Short problem
Search the records for the word "class" and report each line that has it.

Data for this exercise
## START

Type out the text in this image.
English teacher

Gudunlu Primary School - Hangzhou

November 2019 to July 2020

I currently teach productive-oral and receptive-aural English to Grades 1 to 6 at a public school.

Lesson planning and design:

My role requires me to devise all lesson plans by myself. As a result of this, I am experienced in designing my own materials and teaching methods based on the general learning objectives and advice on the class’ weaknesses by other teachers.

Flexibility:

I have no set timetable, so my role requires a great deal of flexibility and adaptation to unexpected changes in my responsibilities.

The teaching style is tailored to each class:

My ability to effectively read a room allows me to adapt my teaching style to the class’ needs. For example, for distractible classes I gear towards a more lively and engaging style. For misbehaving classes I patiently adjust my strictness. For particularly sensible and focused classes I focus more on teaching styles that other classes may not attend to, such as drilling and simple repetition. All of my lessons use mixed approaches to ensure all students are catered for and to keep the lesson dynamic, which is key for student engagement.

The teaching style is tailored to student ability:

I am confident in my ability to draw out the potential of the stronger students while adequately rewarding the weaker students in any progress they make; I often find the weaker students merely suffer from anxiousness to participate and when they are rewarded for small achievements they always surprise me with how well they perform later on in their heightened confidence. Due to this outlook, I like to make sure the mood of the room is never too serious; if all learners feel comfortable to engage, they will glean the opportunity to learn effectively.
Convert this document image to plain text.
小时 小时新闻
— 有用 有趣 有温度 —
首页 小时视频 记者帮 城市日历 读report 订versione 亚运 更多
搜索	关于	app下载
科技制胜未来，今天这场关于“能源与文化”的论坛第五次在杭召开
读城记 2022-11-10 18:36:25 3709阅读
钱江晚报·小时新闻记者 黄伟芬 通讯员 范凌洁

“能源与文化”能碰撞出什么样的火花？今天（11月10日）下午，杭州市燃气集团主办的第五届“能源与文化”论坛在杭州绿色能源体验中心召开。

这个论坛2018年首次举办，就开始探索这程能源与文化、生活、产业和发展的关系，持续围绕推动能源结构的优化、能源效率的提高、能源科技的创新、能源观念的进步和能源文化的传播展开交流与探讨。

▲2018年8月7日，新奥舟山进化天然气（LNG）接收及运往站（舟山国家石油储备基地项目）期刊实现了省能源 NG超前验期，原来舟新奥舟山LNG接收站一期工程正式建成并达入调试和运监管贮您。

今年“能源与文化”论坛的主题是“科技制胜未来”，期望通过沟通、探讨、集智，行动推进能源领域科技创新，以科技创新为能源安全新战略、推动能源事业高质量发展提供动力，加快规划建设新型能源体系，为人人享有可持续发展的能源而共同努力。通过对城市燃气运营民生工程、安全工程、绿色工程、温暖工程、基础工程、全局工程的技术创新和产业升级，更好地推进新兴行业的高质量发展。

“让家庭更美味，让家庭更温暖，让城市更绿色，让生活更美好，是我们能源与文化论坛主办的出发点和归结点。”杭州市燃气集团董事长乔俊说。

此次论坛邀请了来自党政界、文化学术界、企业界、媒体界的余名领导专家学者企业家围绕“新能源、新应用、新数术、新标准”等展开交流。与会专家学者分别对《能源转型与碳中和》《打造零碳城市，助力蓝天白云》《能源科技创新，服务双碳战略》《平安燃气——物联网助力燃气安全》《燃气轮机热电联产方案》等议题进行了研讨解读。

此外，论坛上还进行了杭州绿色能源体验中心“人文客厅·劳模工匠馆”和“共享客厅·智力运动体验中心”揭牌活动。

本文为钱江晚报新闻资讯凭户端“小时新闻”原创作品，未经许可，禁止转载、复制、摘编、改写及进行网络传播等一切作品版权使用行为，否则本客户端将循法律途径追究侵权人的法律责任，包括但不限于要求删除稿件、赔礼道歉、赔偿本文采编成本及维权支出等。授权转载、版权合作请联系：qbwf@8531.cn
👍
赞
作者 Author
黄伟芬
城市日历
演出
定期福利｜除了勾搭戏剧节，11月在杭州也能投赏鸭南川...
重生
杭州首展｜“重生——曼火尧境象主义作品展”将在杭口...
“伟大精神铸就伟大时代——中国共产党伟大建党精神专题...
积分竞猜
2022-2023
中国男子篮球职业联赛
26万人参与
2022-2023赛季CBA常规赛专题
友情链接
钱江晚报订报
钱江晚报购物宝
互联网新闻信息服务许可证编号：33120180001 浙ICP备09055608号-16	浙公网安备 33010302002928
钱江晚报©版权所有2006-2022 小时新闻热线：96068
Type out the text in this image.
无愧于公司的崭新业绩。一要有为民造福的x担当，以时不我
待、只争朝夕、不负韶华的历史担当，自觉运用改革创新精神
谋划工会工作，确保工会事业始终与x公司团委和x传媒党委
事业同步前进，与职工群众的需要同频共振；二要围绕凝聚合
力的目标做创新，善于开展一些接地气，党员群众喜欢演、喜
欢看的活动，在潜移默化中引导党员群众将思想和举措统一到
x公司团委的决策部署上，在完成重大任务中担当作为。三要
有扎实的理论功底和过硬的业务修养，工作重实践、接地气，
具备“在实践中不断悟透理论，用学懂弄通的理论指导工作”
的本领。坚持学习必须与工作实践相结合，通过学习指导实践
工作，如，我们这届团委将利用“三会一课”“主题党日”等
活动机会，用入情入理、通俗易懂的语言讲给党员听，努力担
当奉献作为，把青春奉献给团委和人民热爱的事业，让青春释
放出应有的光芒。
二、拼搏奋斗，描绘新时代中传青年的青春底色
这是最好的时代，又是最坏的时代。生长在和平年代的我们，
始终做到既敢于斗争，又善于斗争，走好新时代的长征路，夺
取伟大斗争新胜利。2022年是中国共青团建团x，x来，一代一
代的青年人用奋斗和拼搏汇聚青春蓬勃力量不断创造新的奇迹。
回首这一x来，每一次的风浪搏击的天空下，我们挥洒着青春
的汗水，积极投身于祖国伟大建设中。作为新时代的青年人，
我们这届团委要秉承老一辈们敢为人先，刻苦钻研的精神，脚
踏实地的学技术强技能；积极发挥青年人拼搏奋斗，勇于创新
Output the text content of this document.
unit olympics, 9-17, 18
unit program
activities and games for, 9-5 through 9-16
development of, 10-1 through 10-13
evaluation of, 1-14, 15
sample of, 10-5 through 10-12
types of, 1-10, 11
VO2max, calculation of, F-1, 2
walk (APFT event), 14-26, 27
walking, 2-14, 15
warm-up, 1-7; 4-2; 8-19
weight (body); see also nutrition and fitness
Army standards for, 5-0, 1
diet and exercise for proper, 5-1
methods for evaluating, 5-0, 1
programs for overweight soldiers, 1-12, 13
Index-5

## END

Answer for this exercise
My role requires me to devise all lesson plans by myself. As a result of this, I am experienced in designing my own materials and teaching methods based on the general learning objectives and advice on the class’ weaknesses by other teachers.
The teaching style is tailored to each class:
My ability to effectively read a room allows me to adapt my teaching style to the class’ needs. For example, for distractible classes I gear towards a more lively and engaging style. For misbehaving classes I patiently adjust my strictness. For particularly sensible and focused classes I focus more on teaching styles that other classes may not attend to, such as drilling and simple repetition. All of my lessons use mixed approaches to ensure all students are catered for and to keep the lesson dynamic, which is key for student engagement.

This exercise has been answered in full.